**Exercise description**
Beneath this task is a listing; retype all of it exactly.

**Items**
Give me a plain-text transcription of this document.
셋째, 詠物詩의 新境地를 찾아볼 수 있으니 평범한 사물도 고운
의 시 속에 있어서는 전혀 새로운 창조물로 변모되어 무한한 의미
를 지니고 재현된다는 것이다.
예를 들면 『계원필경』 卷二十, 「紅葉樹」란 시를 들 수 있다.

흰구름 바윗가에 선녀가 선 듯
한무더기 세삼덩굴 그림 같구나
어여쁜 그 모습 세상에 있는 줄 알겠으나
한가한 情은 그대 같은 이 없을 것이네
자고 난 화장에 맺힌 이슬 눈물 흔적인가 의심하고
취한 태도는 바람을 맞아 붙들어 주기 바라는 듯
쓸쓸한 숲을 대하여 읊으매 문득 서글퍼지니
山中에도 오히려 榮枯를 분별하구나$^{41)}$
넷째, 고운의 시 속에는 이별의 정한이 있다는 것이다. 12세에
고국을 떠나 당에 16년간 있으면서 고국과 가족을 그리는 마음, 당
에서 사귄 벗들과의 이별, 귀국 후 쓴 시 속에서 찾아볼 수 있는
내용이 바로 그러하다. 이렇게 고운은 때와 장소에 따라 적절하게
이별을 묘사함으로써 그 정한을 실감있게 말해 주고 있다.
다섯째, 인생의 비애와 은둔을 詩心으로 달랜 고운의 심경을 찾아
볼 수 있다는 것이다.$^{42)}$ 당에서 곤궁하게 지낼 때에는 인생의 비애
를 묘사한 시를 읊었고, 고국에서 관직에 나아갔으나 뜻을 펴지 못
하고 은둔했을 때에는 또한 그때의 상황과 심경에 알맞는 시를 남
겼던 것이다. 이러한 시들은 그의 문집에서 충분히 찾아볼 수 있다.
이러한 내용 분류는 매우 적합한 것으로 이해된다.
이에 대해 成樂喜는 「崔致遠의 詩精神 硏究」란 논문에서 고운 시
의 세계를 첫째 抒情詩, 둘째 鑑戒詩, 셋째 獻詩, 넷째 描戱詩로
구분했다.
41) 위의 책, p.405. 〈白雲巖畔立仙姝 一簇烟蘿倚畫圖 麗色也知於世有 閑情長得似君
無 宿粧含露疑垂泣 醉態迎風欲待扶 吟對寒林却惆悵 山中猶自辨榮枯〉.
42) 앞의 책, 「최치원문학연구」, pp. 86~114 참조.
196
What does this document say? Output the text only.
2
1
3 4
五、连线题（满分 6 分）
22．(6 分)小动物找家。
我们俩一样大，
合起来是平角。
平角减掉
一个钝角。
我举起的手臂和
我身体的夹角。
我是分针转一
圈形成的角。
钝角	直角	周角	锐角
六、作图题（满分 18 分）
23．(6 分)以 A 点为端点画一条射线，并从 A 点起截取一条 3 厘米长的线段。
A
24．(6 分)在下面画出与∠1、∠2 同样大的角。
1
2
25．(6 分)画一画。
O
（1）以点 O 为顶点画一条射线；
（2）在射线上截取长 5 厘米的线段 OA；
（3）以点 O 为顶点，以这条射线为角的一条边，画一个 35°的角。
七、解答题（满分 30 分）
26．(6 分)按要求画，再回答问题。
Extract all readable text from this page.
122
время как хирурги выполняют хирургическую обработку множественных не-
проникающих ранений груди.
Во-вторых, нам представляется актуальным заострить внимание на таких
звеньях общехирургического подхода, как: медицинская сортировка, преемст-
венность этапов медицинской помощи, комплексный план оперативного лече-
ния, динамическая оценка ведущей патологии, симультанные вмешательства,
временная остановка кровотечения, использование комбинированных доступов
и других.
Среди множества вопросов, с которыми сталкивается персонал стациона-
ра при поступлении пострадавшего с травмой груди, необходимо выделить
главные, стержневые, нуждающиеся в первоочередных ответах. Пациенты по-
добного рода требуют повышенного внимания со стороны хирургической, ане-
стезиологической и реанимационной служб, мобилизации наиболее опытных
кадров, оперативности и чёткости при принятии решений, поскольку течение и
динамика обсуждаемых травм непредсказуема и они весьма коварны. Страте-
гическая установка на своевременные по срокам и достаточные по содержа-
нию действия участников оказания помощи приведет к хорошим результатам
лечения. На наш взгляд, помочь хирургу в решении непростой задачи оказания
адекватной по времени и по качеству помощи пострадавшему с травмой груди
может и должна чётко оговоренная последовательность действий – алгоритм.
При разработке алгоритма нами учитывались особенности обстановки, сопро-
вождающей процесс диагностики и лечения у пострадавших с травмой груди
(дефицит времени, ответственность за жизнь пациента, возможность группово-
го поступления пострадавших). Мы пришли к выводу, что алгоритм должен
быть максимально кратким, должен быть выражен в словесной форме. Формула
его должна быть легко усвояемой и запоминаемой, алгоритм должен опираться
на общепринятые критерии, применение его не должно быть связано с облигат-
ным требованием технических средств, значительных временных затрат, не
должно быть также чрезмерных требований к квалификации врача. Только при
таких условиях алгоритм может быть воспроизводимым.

**Correct response**
Give me a plain-text transcription of this document.
셋째, 詠物詩의 新境地를 찾아볼 수 있으니 평범한 사물도 고운
의 시 속에 있어서는 전혀 새로운 창조물로 변모되어 무한한 의미
를 지니고 재현된다는 것이다.
예를 들면 『계원필경』 卷二十, 「紅葉樹」란 시를 들 수 있다.

흰구름 바윗가에 선녀가 선 듯
한무더기 세삼덩굴 그림 같구나
어여쁜 그 모습 세상에 있는 줄 알겠으나
한가한 情은 그대 같은 이 없을 것이네
자고 난 화장에 맺힌 이슬 눈물 흔적인가 의심하고
취한 태도는 바람을 맞아 붙들어 주기 바라는 듯
쓸쓸한 숲을 대하여 읊으매 문득 서글퍼지니
山中에도 오히려 榮枯를 분별하구나$^{41)}$
넷째, 고운의 시 속에는 이별의 정한이 있다는 것이다. 12세에
고국을 떠나 당에 16년간 있으면서 고국과 가족을 그리는 마음, 당
에서 사귄 벗들과의 이별, 귀국 후 쓴 시 속에서 찾아볼 수 있는
내용이 바로 그러하다. 이렇게 고운은 때와 장소에 따라 적절하게
이별을 묘사함으로써 그 정한을 실감있게 말해 주고 있다.
다섯째, 인생의 비애와 은둔을 詩心으로 달랜 고운의 심경을 찾아
볼 수 있다는 것이다.$^{42)}$ 당에서 곤궁하게 지낼 때에는 인생의 비애
를 묘사한 시를 읊었고, 고국에서 관직에 나아갔으나 뜻을 펴지 못
하고 은둔했을 때에는 또한 그때의 상황과 심경에 알맞는 시를 남
겼던 것이다. 이러한 시들은 그의 문집에서 충분히 찾아볼 수 있다.
이러한 내용 분류는 매우 적합한 것으로 이해된다.
이에 대해 成樂喜는 「崔致遠의 詩精神 硏究」란 논문에서 고운 시
의 세계를 첫째 抒情詩, 둘째 鑑戒詩, 셋째 獻詩, 넷째 描戱詩로
구분했다.
41) 위의 책, p.405. 〈白雲巖畔立仙姝 一簇烟蘿倚畫圖 麗色也知於世有 閑情長得似君
無 宿粧含露疑垂泣 醉態迎風欲待扶 吟對寒林却惆悵 山中猶自辨榮枯〉.
42) 앞의 책, 「최치원문학연구」, pp. 86~114 참조.
196
What does this document say? Output the text only.
2
1
3 4
五、连线题（满分 6 分）
22．(6 分)小动物找家。
我们俩一样大，
合起来是平角。
平角减掉
一个钝角。
我举起的手臂和
我身体的夹角。
我是分针转一
圈形成的角。
钝角	直角	周角	锐角
六、作图题（满分 18 分）
23．(6 分)以 A 点为端点画一条射线，并从 A 点起截取一条 3 厘米长的线段。
A
24．(6 分)在下面画出与∠1、∠2 同样大的角。
1
2
25．(6 分)画一画。
O
（1）以点 O 为顶点画一条射线；
（2）在射线上截取长 5 厘米的线段 OA；
（3）以点 O 为顶点，以这条射线为角的一条边，画一个 35°的角。
七、解答题（满分 30 分）
26．(6 分)按要求画，再回答问题。
Extract all readable text from this page.
122
время как хирурги выполняют хирургическую обработку множественных не-
проникающих ранений груди.
Во-вторых, нам представляется актуальным заострить внимание на таких
звеньях общехирургического подхода, как: медицинская сортировка, преемст-
венность этапов медицинской помощи, комплексный план оперативного лече-
ния, динамическая оценка ведущей патологии, симультанные вмешательства,
временная остановка кровотечения, использование комбинированных доступов
и других.
Среди множества вопросов, с которыми сталкивается персонал стациона-
ра при поступлении пострадавшего с травмой груди, необходимо выделить
главные, стержневые, нуждающиеся в первоочередных ответах. Пациенты по-
добного рода требуют повышенного внимания со стороны хирургической, ане-
стезиологической и реанимационной служб, мобилизации наиболее опытных
кадров, оперативности и чёткости при принятии решений, поскольку течение и
динамика обсуждаемых травм непредсказуема и они весьма коварны. Страте-
гическая установка на своевременные по срокам и достаточные по содержа-
нию действия участников оказания помощи приведет к хорошим результатам
лечения. На наш взгляд, помочь хирургу в решении непростой задачи оказания
адекватной по времени и по качеству помощи пострадавшему с травмой груди
может и должна чётко оговоренная последовательность действий – алгоритм.
При разработке алгоритма нами учитывались особенности обстановки, сопро-
вождающей процесс диагностики и лечения у пострадавших с травмой груди
(дефицит времени, ответственность за жизнь пациента, возможность группово-
го поступления пострадавших). Мы пришли к выводу, что алгоритм должен
быть максимально кратким, должен быть выражен в словесной форме. Формула
его должна быть легко усвояемой и запоминаемой, алгоритм должен опираться
на общепринятые критерии, применение его не должно быть связано с облигат-
ным требованием технических средств, значительных временных затрат, не
должно быть также чрезмерных требований к квалификации врача. Только при
таких условиях алгоритм может быть воспроизводимым.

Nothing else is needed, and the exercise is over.